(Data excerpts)

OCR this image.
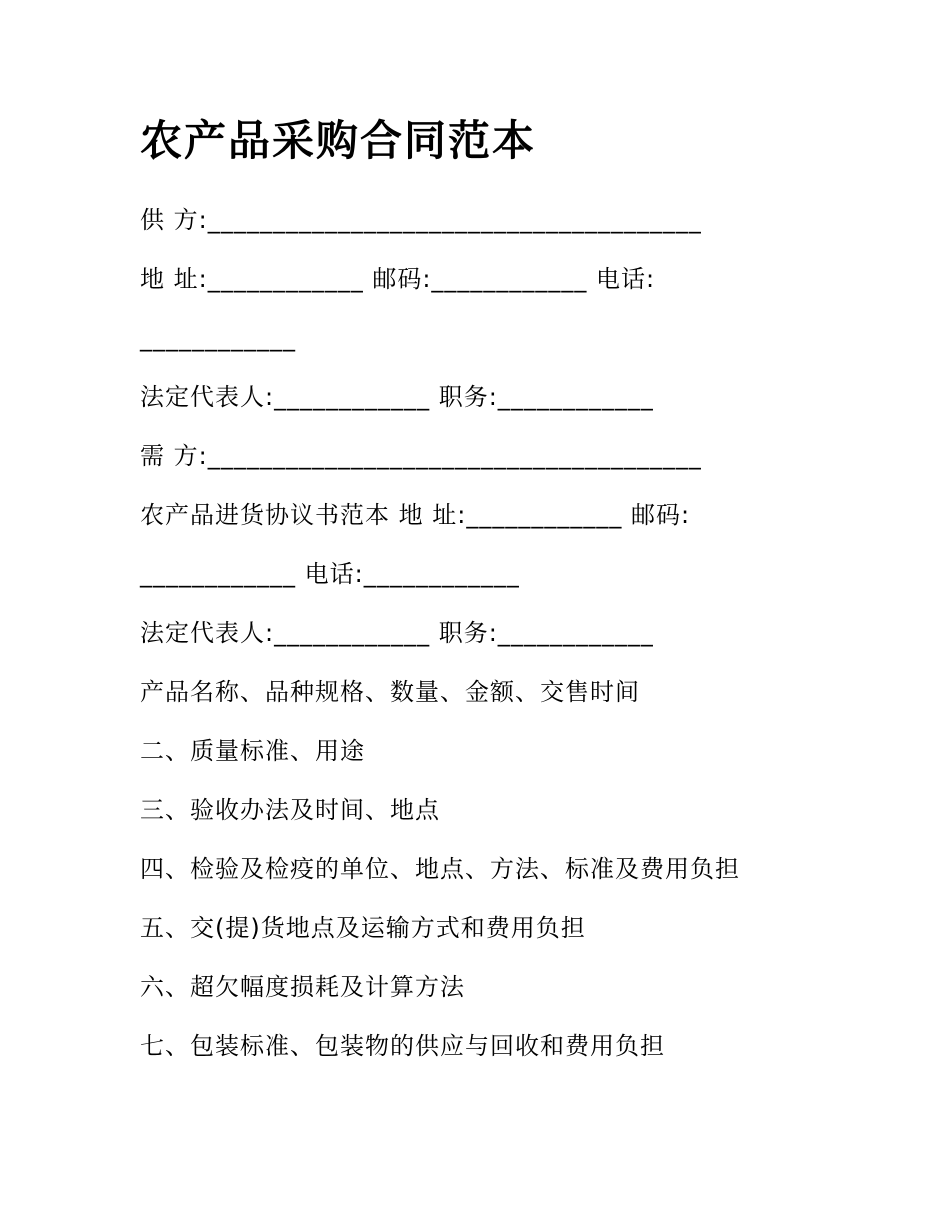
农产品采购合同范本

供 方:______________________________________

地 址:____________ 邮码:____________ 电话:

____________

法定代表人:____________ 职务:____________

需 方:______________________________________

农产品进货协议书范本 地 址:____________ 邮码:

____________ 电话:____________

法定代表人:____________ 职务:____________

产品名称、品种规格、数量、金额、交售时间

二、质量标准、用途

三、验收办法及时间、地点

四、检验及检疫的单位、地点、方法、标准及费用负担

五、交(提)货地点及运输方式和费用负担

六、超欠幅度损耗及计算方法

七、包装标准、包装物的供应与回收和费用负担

--

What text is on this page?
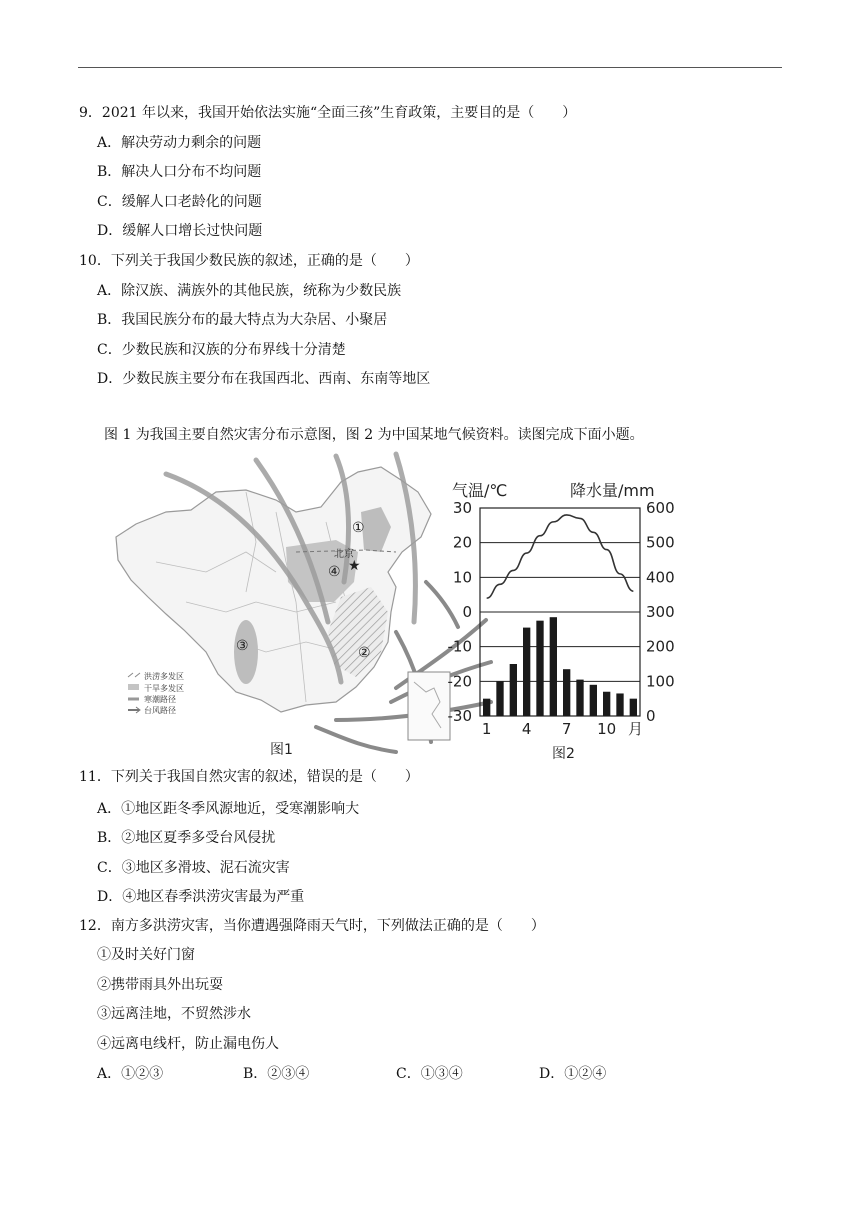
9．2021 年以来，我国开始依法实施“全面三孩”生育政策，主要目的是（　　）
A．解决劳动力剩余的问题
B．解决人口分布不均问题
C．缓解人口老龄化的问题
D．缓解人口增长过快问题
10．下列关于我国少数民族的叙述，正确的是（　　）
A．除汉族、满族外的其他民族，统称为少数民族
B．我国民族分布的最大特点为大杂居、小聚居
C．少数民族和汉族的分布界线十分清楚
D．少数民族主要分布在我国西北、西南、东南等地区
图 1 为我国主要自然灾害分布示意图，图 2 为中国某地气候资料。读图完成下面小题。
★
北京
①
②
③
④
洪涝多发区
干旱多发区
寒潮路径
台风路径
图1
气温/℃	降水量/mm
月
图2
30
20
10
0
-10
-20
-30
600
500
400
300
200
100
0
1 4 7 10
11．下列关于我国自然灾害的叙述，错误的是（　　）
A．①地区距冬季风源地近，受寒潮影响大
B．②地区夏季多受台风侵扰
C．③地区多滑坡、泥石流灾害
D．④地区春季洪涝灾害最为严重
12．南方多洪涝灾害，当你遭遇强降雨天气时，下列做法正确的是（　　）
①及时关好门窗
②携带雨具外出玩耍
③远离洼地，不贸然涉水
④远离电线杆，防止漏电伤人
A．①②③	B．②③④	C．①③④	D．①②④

Request -
Look for lines containing the string "this" and copy them all.

Answer to the problem -
OCR this image.
What text is on this page?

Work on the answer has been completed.